[Written task] Reproduce the lines below from the one that contains "Convert this document image to plain text." through the end, inclusive, and add nothing.

[Records to use]
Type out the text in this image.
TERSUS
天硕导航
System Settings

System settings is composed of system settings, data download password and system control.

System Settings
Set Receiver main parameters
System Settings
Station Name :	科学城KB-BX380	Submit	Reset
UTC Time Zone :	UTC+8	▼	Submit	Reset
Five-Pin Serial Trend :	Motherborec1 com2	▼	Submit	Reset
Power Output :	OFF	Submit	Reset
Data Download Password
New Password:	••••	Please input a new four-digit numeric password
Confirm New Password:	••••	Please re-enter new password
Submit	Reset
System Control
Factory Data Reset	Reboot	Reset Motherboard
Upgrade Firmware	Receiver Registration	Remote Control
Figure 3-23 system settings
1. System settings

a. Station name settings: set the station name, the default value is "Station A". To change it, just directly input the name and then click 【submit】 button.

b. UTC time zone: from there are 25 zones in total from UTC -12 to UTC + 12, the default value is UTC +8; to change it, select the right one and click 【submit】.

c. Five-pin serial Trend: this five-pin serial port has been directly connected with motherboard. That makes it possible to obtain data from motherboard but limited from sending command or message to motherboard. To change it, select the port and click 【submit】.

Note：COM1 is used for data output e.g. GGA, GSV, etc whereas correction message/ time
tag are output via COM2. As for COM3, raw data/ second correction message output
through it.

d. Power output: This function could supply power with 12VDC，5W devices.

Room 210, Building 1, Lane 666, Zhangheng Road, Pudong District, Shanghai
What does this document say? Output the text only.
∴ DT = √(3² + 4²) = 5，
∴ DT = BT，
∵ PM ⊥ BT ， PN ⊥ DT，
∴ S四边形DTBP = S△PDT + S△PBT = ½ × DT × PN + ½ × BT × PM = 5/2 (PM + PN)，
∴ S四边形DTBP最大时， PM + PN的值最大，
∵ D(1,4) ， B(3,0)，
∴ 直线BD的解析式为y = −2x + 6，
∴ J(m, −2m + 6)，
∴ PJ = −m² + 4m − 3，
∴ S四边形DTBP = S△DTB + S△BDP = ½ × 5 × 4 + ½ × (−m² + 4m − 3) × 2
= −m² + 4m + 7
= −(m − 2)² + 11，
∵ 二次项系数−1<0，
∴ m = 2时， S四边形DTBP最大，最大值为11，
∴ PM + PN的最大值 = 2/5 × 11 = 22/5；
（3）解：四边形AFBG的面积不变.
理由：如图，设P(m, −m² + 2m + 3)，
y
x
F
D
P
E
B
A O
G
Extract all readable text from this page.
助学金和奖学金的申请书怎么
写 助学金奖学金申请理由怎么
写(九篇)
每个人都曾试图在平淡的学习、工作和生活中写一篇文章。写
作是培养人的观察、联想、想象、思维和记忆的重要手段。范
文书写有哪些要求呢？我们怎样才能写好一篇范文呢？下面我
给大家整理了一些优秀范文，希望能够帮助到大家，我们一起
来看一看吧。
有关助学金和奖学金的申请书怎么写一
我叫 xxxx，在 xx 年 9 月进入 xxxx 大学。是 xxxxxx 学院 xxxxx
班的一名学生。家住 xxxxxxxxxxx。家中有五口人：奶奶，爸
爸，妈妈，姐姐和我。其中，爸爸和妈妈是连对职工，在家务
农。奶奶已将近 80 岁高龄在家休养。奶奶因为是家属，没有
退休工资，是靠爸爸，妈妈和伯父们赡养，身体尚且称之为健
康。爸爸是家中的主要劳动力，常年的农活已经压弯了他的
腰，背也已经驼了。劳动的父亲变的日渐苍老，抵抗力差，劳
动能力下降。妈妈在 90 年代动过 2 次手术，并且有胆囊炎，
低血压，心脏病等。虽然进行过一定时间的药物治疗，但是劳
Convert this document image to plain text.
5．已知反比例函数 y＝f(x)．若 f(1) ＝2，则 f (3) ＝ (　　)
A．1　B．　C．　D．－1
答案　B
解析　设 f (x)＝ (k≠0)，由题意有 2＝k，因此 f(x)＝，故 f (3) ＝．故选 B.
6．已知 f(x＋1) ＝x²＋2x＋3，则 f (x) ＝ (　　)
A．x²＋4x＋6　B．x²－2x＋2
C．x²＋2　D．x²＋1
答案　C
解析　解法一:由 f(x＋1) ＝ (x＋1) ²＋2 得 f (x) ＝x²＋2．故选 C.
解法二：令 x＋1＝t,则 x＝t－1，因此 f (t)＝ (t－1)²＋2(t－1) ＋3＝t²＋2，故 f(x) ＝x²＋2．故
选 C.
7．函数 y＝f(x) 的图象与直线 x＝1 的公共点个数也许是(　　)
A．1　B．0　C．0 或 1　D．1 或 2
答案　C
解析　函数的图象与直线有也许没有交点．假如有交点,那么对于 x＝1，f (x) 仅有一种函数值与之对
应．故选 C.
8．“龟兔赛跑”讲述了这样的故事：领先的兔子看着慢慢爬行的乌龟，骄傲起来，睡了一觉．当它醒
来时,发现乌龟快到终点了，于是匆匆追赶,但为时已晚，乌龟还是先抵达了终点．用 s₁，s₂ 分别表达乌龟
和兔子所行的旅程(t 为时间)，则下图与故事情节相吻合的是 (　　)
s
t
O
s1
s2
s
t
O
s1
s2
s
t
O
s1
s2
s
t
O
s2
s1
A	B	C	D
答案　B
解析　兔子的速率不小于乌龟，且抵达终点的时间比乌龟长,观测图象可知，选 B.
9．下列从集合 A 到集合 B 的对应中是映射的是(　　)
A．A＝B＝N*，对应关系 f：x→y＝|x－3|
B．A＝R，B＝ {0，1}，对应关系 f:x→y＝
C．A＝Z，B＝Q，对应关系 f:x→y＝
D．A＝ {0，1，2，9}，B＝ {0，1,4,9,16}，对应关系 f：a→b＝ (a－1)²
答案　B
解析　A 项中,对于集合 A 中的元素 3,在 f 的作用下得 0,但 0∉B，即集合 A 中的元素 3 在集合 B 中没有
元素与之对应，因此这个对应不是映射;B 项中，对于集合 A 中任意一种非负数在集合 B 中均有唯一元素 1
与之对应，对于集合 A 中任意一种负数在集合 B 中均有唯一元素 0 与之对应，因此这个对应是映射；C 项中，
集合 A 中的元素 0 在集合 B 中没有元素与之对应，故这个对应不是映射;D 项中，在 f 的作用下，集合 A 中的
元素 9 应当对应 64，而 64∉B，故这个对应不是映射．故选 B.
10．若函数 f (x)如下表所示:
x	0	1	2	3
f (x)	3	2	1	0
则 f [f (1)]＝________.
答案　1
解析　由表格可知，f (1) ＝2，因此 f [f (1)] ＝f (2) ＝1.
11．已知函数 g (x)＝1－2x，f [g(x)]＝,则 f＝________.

[Exercise answer]
Convert this document image to plain text.
5．已知反比例函数 y＝f(x)．若 f(1) ＝2，则 f (3) ＝ (　　)
A．1　B．　C．　D．－1
答案　B
解析　设 f (x)＝ (k≠0)，由题意有 2＝k，因此 f(x)＝，故 f (3) ＝．故选 B.
6．已知 f(x＋1) ＝x²＋2x＋3，则 f (x) ＝ (　　)
A．x²＋4x＋6　B．x²－2x＋2
C．x²＋2　D．x²＋1
答案　C
解析　解法一:由 f(x＋1) ＝ (x＋1) ²＋2 得 f (x) ＝x²＋2．故选 C.
解法二：令 x＋1＝t,则 x＝t－1，因此 f (t)＝ (t－1)²＋2(t－1) ＋3＝t²＋2，故 f(x) ＝x²＋2．故
选 C.
7．函数 y＝f(x) 的图象与直线 x＝1 的公共点个数也许是(　　)
A．1　B．0　C．0 或 1　D．1 或 2
答案　C
解析　函数的图象与直线有也许没有交点．假如有交点,那么对于 x＝1，f (x) 仅有一种函数值与之对
应．故选 C.
8．“龟兔赛跑”讲述了这样的故事：领先的兔子看着慢慢爬行的乌龟，骄傲起来，睡了一觉．当它醒
来时,发现乌龟快到终点了，于是匆匆追赶,但为时已晚，乌龟还是先抵达了终点．用 s₁，s₂ 分别表达乌龟
和兔子所行的旅程(t 为时间)，则下图与故事情节相吻合的是 (　　)
s
t
O
s1
s2
s
t
O
s1
s2
s
t
O
s1
s2
s
t
O
s2
s1
A	B	C	D
答案　B
解析　兔子的速率不小于乌龟，且抵达终点的时间比乌龟长,观测图象可知，选 B.
9．下列从集合 A 到集合 B 的对应中是映射的是(　　)
A．A＝B＝N*，对应关系 f：x→y＝|x－3|
B．A＝R，B＝ {0，1}，对应关系 f:x→y＝
C．A＝Z，B＝Q，对应关系 f:x→y＝
D．A＝ {0，1，2，9}，B＝ {0，1,4,9,16}，对应关系 f：a→b＝ (a－1)²
答案　B
解析　A 项中,对于集合 A 中的元素 3,在 f 的作用下得 0,但 0∉B，即集合 A 中的元素 3 在集合 B 中没有
元素与之对应，因此这个对应不是映射;B 项中，对于集合 A 中任意一种非负数在集合 B 中均有唯一元素 1
与之对应，对于集合 A 中任意一种负数在集合 B 中均有唯一元素 0 与之对应，因此这个对应是映射；C 项中，
集合 A 中的元素 0 在集合 B 中没有元素与之对应，故这个对应不是映射;D 项中，在 f 的作用下，集合 A 中的
元素 9 应当对应 64，而 64∉B，故这个对应不是映射．故选 B.
10．若函数 f (x)如下表所示:
x	0	1	2	3
f (x)	3	2	1	0
则 f [f (1)]＝________.
答案　1
解析　由表格可知，f (1) ＝2，因此 f [f (1)] ＝f (2) ＝1.
11．已知函数 g (x)＝1－2x，f [g(x)]＝,则 f＝________.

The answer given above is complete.